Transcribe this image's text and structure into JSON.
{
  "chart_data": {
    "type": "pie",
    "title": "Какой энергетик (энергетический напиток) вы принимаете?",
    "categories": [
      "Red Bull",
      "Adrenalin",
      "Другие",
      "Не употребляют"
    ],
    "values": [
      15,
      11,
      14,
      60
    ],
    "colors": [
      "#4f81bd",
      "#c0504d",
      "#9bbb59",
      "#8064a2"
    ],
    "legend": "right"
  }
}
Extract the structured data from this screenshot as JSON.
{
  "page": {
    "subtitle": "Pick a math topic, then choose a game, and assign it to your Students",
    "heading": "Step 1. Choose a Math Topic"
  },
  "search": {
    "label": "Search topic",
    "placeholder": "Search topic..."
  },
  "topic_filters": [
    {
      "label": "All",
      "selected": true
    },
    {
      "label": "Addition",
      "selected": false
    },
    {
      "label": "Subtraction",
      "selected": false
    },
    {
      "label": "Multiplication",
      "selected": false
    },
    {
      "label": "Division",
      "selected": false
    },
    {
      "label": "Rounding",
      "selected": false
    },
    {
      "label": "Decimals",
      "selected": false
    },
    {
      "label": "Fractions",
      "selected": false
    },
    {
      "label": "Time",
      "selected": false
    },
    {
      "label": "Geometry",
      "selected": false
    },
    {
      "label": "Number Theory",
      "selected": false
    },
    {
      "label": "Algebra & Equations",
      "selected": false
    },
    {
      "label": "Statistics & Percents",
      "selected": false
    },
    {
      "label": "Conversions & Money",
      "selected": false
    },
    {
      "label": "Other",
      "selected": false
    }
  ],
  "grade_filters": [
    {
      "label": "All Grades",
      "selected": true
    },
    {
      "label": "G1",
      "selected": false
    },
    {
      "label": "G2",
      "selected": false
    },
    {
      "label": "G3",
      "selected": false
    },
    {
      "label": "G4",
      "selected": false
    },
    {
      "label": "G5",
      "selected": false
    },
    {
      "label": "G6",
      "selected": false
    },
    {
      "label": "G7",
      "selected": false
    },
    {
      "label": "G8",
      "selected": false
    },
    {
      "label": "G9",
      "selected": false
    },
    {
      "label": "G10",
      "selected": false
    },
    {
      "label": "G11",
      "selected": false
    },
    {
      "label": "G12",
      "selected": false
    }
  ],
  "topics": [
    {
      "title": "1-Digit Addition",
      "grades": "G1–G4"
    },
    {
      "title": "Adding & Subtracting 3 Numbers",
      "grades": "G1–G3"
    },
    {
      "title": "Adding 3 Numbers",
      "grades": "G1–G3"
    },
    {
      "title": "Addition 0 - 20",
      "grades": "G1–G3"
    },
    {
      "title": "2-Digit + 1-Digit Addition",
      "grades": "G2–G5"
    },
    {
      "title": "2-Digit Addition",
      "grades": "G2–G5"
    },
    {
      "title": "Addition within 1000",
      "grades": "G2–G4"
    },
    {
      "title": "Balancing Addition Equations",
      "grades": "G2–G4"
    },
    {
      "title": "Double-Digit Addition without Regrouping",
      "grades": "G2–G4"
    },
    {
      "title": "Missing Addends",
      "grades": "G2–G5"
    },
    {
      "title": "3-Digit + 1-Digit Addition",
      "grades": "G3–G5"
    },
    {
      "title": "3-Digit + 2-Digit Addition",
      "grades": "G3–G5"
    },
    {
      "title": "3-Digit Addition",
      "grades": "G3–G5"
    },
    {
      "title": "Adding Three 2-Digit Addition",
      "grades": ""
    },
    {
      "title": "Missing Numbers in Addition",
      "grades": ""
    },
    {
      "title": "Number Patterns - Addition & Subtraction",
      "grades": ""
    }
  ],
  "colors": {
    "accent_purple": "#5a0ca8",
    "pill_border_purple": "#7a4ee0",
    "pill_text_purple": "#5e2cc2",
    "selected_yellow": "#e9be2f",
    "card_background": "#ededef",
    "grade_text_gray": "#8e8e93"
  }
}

= Set task =
Count how many lines of the data include the word "JSON". Your reply should be that number alone.

= Task result =
2